§ **DOCUMENT EXTRACT**:
______________________________
I don't think the old guard of the State Govt realizes what their fiscal policies have done, but it's starting to rear it's ugly head. PA's State Corp. Income Tax is 2nd highest in the Country, even higher than here in CA yet there is a ton of opportunity here and CA's economy is bigger than France.
Regarding your 2nd paragraph, you are correct that PA's corporate net income tax is the 2nd highest in the country, and it has to come down. However, PA does not have the beautiful sunny weather and Hollywood, which together allow CA get away with murder (in this case, murder is a bracketed individual income tax rate system that taxes a middle class family at 9.3% and higher income people at rates of up to 13.3%). Compare this with PA's flat 3.07% bracket. So I wouldn't suggest that PA is expensive compared to CA, because a company and its workers located in San Diego or San Francisco will pay, in total, significantly more for business expenses, taxes, and housing vs. a company setting up shop in Greater Philadelphia. It's not even close.
______________________________
§ **AVAILABLE DATA**:

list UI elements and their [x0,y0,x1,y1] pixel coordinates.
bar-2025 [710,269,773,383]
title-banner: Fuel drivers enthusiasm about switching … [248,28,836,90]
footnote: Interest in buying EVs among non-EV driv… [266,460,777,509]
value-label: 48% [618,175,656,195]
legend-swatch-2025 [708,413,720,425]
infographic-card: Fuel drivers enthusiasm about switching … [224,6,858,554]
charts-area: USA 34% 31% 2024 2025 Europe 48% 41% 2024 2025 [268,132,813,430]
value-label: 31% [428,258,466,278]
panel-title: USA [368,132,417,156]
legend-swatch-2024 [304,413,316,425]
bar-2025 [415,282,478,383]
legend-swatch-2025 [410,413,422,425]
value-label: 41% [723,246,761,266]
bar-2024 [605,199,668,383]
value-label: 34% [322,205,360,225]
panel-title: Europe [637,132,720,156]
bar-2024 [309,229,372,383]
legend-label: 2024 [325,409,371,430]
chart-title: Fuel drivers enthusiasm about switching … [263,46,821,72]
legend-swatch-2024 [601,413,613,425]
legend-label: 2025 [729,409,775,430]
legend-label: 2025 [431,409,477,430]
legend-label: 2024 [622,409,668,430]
______________________________
§ **ASSIGNMENT**:
Answer these questions using the exchange about Pennsylvania and California taxes.
1. How does Pennsylvania's corporate income tax rank in the country?
2. Whose economy is California's said to be bigger than?
3. What is Pennsylvania's flat individual income tax rate?

§ **SOLUTION**:
1. It is the 2nd highest in the country.
2. France's.
3. 3.07%.